> _SHORT TASK_: Pictures don't belong in the copy; print all the records exactly.

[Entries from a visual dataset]
+---+

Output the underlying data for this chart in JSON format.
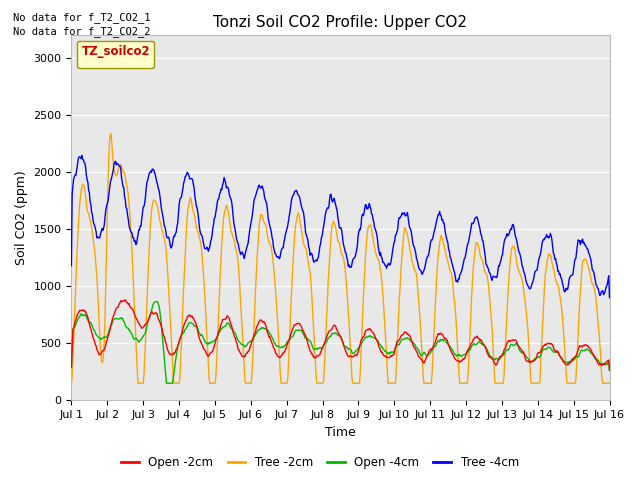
{
  "title": "Tonzi Soil CO2 Profile: Upper CO2",
  "xlabel": "Time",
  "ylabel": "Soil CO2 (ppm)",
  "ylim": [
    0,
    3200
  ],
  "yticks": [
    0,
    500,
    1000,
    1500,
    2000,
    2500,
    3000
  ],
  "plot_bg_color": "#e8e8e8",
  "fig_bg_color": "#ffffff",
  "nodata_text1": "No data for f_T2_CO2_1",
  "nodata_text2": "No data for f_T2_CO2_2",
  "legend_label": "TZ_soilco2",
  "legend_labels": [
    "Open -2cm",
    "Tree -2cm",
    "Open -4cm",
    "Tree -4cm"
  ],
  "legend_colors": [
    "#ff0000",
    "#ffa500",
    "#00bb00",
    "#0000ff"
  ],
  "line_colors": {
    "open2": "#ff0000",
    "tree2": "#ffa500",
    "open4": "#00bb00",
    "tree4": "#0000ff"
  },
  "xticklabels": [
    "Jul 1",
    "Jul 2",
    "Jul 3",
    "Jul 4",
    "Jul 5",
    "Jul 6",
    "Jul 7",
    "Jul 8",
    "Jul 9",
    "Jul 10",
    "Jul 11",
    "Jul 12",
    "Jul 13",
    "Jul 14",
    "Jul 15",
    "Jul 16"
  ],
  "title_fontsize": 11,
  "axis_fontsize": 9,
  "tick_fontsize": 8
}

+---+

> _ANSWER TO THE EXERCISE_:
Output the underlying data for this chart in JSON format.
{
  "title": "Tonzi Soil CO2 Profile: Upper CO2",
  "xlabel": "Time",
  "ylabel": "Soil CO2 (ppm)",
  "ylim": [
    0,
    3200
  ],
  "yticks": [
    0,
    500,
    1000,
    1500,
    2000,
    2500,
    3000
  ],
  "plot_bg_color": "#e8e8e8",
  "fig_bg_color": "#ffffff",
  "nodata_text1": "No data for f_T2_CO2_1",
  "nodata_text2": "No data for f_T2_CO2_2",
  "legend_label": "TZ_soilco2",
  "legend_labels": [
    "Open -2cm",
    "Tree -2cm",
    "Open -4cm",
    "Tree -4cm"
  ],
  "legend_colors": [
    "#ff0000",
    "#ffa500",
    "#00bb00",
    "#0000ff"
  ],
  "line_colors": {
    "open2": "#ff0000",
    "tree2": "#ffa500",
    "open4": "#00bb00",
    "tree4": "#0000ff"
  },
  "xticklabels": [
    "Jul 1",
    "Jul 2",
    "Jul 3",
    "Jul 4",
    "Jul 5",
    "Jul 6",
    "Jul 7",
    "Jul 8",
    "Jul 9",
    "Jul 10",
    "Jul 11",
    "Jul 12",
    "Jul 13",
    "Jul 14",
    "Jul 15",
    "Jul 16"
  ],
  "title_fontsize": 11,
  "axis_fontsize": 9,
  "tick_fontsize": 8
}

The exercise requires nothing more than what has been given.